• **Task instructions**:
Show every line below where "apartado" can be found.

• **Entries**:

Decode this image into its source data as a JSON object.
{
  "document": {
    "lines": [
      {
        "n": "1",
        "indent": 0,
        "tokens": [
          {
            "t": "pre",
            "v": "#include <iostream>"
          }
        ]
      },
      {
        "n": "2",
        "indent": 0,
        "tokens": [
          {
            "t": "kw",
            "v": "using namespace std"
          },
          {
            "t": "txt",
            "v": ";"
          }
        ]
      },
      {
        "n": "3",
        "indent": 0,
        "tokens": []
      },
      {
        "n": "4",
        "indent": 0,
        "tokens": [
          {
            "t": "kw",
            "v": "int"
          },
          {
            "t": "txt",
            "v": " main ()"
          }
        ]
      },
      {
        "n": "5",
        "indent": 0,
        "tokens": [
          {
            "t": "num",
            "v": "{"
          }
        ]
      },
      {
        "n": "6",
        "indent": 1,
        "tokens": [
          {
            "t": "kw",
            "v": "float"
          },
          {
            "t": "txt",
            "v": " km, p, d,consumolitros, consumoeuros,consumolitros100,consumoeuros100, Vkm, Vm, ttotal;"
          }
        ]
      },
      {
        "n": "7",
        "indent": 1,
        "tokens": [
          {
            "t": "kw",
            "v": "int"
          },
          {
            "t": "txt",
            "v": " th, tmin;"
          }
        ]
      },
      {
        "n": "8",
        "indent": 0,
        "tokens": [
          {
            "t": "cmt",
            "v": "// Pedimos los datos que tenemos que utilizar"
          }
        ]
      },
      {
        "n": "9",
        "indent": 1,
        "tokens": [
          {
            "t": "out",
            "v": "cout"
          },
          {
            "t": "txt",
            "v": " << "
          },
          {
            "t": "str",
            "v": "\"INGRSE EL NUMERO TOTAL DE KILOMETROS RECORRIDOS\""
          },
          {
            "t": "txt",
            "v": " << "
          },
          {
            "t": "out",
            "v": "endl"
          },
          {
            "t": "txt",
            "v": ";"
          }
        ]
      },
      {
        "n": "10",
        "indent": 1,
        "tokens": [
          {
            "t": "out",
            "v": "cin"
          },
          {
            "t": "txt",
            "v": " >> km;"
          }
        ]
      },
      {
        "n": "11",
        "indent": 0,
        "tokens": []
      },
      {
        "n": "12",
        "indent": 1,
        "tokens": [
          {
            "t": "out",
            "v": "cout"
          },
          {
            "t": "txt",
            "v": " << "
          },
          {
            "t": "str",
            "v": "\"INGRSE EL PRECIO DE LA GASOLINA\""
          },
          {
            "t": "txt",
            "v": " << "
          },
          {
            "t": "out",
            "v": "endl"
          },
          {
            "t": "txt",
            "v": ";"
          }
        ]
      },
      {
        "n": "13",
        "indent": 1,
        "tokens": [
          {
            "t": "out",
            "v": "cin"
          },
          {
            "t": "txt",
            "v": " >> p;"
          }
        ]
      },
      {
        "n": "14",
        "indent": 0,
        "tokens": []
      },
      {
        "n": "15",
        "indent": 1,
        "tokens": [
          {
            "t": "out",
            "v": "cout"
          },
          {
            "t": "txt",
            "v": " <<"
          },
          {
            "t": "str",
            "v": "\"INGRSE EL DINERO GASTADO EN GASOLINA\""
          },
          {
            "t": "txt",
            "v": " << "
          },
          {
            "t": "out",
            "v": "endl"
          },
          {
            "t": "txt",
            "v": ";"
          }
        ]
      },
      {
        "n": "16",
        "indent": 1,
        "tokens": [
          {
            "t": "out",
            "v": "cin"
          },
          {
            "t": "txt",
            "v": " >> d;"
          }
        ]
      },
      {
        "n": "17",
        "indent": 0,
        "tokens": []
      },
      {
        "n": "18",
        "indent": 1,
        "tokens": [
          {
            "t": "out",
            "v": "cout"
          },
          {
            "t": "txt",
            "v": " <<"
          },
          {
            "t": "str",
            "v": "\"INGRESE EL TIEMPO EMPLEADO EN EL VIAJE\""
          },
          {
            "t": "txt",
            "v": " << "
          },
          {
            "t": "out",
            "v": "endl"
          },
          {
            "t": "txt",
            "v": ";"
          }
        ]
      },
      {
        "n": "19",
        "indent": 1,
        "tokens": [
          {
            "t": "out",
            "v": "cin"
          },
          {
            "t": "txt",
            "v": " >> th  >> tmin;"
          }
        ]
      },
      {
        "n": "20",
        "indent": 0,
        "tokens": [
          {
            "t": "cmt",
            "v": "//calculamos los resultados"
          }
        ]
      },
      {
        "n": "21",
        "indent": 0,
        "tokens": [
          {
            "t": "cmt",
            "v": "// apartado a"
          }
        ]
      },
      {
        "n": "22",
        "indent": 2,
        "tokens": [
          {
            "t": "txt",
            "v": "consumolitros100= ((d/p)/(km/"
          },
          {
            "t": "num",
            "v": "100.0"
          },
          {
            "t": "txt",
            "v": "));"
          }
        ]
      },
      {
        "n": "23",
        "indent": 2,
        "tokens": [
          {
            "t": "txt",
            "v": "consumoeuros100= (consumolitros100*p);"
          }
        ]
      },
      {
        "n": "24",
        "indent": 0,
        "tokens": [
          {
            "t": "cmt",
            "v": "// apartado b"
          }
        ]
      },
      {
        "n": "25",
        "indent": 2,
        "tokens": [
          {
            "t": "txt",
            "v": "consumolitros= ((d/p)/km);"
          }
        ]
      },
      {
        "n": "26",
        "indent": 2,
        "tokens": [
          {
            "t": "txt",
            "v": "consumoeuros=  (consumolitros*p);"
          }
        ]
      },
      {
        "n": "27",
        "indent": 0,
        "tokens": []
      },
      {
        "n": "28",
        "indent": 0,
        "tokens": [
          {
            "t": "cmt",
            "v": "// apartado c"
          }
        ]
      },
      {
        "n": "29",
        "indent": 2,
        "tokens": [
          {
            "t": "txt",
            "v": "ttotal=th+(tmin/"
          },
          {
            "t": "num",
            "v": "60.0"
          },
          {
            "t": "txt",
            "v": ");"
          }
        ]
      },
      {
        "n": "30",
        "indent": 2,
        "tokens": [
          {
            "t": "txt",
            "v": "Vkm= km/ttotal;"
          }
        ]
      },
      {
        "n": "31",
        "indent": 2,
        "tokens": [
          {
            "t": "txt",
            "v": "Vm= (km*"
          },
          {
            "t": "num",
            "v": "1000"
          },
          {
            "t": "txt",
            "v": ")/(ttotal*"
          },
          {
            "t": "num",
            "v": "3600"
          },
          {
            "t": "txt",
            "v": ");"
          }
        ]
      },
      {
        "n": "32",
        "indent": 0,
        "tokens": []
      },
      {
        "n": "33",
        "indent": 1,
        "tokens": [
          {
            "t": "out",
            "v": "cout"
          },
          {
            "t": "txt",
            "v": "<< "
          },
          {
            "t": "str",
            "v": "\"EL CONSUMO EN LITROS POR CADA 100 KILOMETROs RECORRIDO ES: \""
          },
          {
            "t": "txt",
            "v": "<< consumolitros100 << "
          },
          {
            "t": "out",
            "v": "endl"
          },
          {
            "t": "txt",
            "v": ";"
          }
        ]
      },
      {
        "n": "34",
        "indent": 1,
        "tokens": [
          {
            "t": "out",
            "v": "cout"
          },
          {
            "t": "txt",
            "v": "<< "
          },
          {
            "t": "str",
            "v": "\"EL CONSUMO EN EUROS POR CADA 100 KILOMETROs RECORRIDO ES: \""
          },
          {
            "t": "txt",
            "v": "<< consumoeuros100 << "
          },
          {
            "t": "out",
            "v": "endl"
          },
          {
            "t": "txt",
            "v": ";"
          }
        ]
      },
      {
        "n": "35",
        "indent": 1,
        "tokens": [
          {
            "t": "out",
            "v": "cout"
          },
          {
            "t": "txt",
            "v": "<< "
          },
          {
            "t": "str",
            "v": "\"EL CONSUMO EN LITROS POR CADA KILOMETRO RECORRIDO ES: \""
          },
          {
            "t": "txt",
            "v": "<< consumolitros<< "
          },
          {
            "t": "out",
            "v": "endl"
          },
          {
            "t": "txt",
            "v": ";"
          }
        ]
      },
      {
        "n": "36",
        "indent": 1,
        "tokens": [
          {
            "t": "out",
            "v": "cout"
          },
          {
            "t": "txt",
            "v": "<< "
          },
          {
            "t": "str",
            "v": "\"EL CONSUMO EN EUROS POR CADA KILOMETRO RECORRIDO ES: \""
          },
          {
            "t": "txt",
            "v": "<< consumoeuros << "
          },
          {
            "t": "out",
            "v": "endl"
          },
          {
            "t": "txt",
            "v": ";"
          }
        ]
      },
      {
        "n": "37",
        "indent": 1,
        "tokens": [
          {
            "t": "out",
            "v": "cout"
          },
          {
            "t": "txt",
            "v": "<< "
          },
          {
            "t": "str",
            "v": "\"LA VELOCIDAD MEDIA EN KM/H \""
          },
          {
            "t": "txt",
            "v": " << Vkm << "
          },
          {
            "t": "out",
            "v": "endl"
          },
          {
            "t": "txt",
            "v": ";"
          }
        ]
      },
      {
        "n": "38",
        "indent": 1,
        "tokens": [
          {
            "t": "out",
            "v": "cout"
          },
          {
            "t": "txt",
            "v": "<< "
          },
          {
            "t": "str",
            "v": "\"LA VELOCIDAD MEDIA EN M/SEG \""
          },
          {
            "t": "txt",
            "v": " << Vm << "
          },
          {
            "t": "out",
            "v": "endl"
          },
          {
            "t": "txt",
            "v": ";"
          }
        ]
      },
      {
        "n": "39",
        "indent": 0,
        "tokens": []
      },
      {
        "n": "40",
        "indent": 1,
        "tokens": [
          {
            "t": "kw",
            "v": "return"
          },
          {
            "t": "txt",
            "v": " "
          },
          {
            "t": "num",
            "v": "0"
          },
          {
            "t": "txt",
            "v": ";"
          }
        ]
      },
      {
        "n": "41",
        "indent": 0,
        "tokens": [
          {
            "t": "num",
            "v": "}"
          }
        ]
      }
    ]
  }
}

• **Response to this task**:
            "v": "// apartado a"
            "v": "// apartado b"
            "v": "// apartado c"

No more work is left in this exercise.